- **What you will do**:
• 1. Answer these from the forum thread on removing cached Mac user accounts:
(a) Which button and which option does the asker click to remove each user and its data?
(b) What does the comment say "su" is short for?
(c) What file name and chmod mode does the last answer suggest for the script?
• 2. Extend the forum thread on removing cached Mac user accounts, picking up after its final sentence.

- **Text segment**:
▬▬▬

What I want to do is create a more automated and less clicking solution to remove all the Mobile cached user accounts on a system. I've been logging in and manually going to user accounts and removing the users one at a time by clicking the "-" button, then clicking "Delete Immediately" for the user data. This works, but is time consuming and I have better things to do with my time. So I knew there had to be a way to do this with a script.

I ran across this code:

for cuser in `dscl . -list /Users AuthenticationAuthority | grep LocalCachedUser | awk '{print $1}' | tr '/n' ' '`; do
    dscl . -delete /Users/$cuser
done

If I run this in terminal I get permission errors. So I figured I need to run it with sudo. So I started looking into creating AppleScripts to run the script, but I can't seem to find the right way to do it.

Any ideas? By the way, I'm new to scripting on the Mac, so please comment your code so I know whats happening, and so I don't just run some script code without know what it'll do. :)

Thanks

A: 

I don't have a mac handy so I can't verify if this would work.

Try running su -

Then running your script. If that works, try crontab -e

and adding an entry to run that script of yours.

Are you familiar with crontab? well if not google it if need be. But basically to run it every day at midnight you'd have something like 0 * * * * /path/to/script

See: http://en.wikipedia.org/wiki/Cron

Matt H
Could you construct your answer better? I'm not sure what "su -" is. Is that just sudo for short?
ScottN
su is short for "substitute user". It allows you to log in as root from a Terminal.
Quartz
+3  A: 

To perform a shell script with sudo or administrator privileges append with administrator privileges to the end of your do shell script line. For example:

do shell script "/path/to/script/file.sh" user name "adminusershortname" password "password" with administrator privileges

You can find more on Apple's technote dealing with do shell script

That said, saving this as a shell script and running the shell script using sudo would work just as well.

#! /bin/sh

for cuser in `/usr/bin/dscl . -list /Users AuthenticationAuthority | grep LocalCachedUser | awk '{print $1}' | tr '/n' ' '`; do
    /usr/bin/dscl . -delete /Users/$cuser
done

Save it as say removeUser.sh, use chmod to set it as executable (chmod 755) and then run it (sudo ./removeUser.sh)

▬▬▬

- **Records supplied**:
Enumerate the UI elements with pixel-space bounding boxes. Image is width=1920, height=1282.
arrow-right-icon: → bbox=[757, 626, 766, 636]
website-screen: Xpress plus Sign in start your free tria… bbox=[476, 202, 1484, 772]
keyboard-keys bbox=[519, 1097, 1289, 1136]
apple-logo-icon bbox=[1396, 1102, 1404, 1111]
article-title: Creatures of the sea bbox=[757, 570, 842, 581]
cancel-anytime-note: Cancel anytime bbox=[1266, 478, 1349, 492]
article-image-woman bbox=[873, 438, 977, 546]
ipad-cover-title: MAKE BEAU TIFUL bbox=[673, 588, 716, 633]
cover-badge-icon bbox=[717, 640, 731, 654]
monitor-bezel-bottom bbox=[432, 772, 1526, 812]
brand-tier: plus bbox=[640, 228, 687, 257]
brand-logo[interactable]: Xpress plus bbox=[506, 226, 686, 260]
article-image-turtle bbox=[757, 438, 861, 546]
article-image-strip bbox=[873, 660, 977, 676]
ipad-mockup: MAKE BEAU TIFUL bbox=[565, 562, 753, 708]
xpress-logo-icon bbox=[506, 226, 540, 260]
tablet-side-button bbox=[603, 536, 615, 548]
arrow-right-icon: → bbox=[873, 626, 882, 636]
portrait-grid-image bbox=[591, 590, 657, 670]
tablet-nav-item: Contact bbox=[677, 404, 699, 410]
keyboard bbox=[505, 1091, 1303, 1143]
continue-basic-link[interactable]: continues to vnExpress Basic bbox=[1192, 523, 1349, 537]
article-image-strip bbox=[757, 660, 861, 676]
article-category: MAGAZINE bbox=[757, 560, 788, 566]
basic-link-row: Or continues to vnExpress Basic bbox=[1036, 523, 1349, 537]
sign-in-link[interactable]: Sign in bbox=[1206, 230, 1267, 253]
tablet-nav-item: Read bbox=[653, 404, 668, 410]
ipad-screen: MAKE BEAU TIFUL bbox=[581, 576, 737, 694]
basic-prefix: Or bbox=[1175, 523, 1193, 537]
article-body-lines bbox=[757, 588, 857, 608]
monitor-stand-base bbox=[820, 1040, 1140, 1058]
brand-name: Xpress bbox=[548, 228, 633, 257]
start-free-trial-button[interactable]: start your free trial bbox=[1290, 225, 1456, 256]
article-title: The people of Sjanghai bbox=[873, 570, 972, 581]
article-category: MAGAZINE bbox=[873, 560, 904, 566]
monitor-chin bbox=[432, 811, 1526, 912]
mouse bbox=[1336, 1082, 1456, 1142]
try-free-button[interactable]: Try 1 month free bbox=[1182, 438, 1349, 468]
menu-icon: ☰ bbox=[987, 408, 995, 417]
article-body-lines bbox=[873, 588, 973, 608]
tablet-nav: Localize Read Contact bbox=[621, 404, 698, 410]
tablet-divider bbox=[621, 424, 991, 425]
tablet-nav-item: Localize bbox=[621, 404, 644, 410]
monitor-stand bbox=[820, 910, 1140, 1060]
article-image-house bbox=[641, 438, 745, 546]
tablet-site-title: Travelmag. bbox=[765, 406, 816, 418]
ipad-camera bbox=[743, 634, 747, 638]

▬▬▬

- **List of answers**:
• 1.
(a) The "-" button, then "Delete Immediately"
(b) "substitute user"
(c) removeUser.sh and chmod 755

• 2.
Chealion
I tried running it in an apple script, but now I get a whole bunch of "delete: Invalid Path", which I assume is for each user it is attempting to delete. The AppleScript file is on the desktop. Does it need to be some other place? Do I need to give the delete command a more valid path?
ScottN
I removed the "| tr '/n' ' '" from the command as running the list command in Terminal was printing the users very weird. But now I have another problem. When I ran the AppleScript the first time and I didn't get an error, I assumed it worked. Checking the accounts list in system preferences still lists the users, so the delete didn't remove the user accounts completely from the system. But if I run the list command again, no users are printed in the Terminal window, so now the script has nothing to run. What am I doing wrong now? Is the "dscl . -delete" command do the same thing as GUI?
ScottN
Ok, They were still showing up in system preferences until I rebooted the system, then they were no longer there. I did have to manually remove the user folders. But that requires only a few clicks. I might be satisfied with this. It would be nice to remove the users folder at the same time.
ScottN
I added "" to the script and it removed the users folder at the same time. Works great, just how I wanted!
ScottN
Sorry, forgot to paste, I added "rm -rf /Users/$cuser" to the script, after dscl command.
ScottN
A: 

You can do this by editing your system's sudoers file. This will allow the account you use to run this script (via cron, etc.) the ability to run sudo without a password.

To edit the sudoers file you use visudo, but it must be run with admin permission. Try:

$ sudo visudo

Add a line like the following to the end of the file, replacing user_name with the user who will run your script. Note, use tabs between each field.

user_name    ALL=(ALL)     NOPASSWD:ALL

Now user_name should be able to type sudo and will not be prompted for a password.

Also note that visudo is a text editor that mirrors the vi editor and uses the same commands as vi.